— START OF Data for processing —

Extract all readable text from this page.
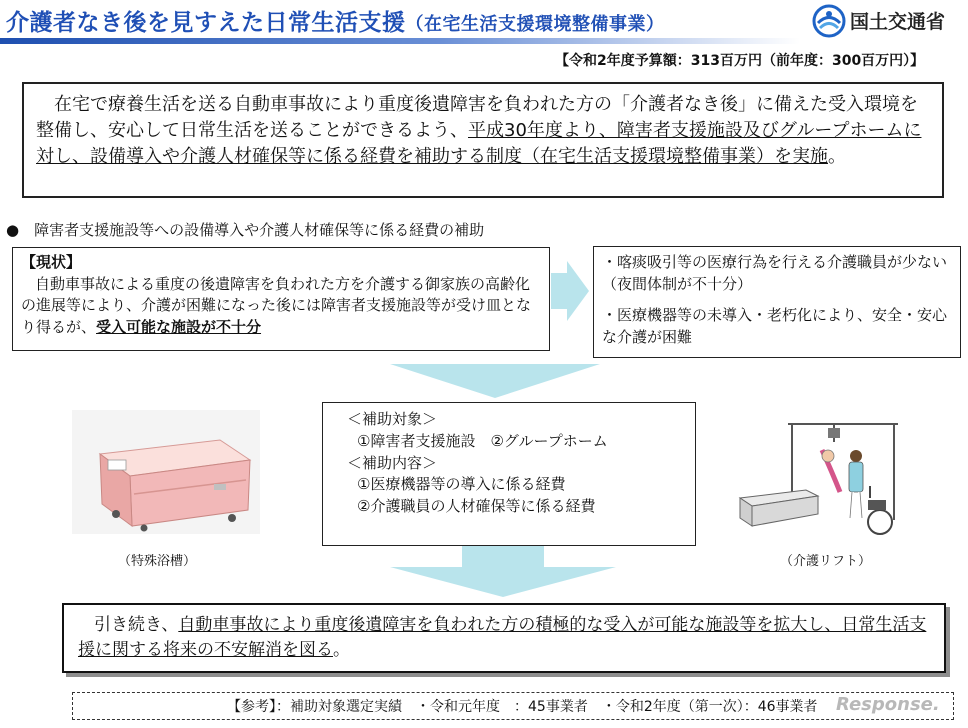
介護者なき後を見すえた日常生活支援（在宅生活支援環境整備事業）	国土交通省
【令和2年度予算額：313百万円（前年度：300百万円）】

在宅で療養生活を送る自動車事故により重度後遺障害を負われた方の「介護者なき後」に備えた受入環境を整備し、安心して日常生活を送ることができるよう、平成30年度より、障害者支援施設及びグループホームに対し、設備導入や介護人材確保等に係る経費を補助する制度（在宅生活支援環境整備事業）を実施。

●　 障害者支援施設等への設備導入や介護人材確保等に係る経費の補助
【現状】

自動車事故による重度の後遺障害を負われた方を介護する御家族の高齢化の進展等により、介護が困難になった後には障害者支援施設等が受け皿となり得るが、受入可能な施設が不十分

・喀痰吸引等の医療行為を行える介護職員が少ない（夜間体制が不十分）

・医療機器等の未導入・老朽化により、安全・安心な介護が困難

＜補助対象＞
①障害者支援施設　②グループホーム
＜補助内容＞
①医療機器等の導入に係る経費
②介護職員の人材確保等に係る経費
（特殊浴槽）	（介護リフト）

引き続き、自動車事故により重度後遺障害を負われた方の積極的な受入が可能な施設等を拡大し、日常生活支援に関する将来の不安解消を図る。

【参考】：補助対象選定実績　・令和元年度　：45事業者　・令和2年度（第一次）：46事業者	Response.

— END OF Data for processing —
— START OF Data for processing —

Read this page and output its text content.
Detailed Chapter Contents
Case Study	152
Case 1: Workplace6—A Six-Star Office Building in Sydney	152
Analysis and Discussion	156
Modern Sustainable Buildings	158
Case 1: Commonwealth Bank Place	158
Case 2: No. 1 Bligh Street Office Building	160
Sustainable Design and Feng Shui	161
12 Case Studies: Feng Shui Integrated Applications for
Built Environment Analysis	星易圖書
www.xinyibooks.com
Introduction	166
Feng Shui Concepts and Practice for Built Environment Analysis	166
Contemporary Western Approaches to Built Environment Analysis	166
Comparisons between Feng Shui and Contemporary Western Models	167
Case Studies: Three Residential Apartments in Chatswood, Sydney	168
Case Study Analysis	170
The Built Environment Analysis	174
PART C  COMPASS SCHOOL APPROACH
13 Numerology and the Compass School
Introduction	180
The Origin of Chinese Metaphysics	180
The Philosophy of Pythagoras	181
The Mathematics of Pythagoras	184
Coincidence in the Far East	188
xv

— END OF Data for processing —

Gather each line in the entries above where the string "Shui" is found.

Expected answer:
Sustainable Design and Feng Shui	161
12 Case Studies: Feng Shui Integrated Applications for
Feng Shui Concepts and Practice for Built Environment Analysis	166
Comparisons between Feng Shui and Contemporary Western Models	167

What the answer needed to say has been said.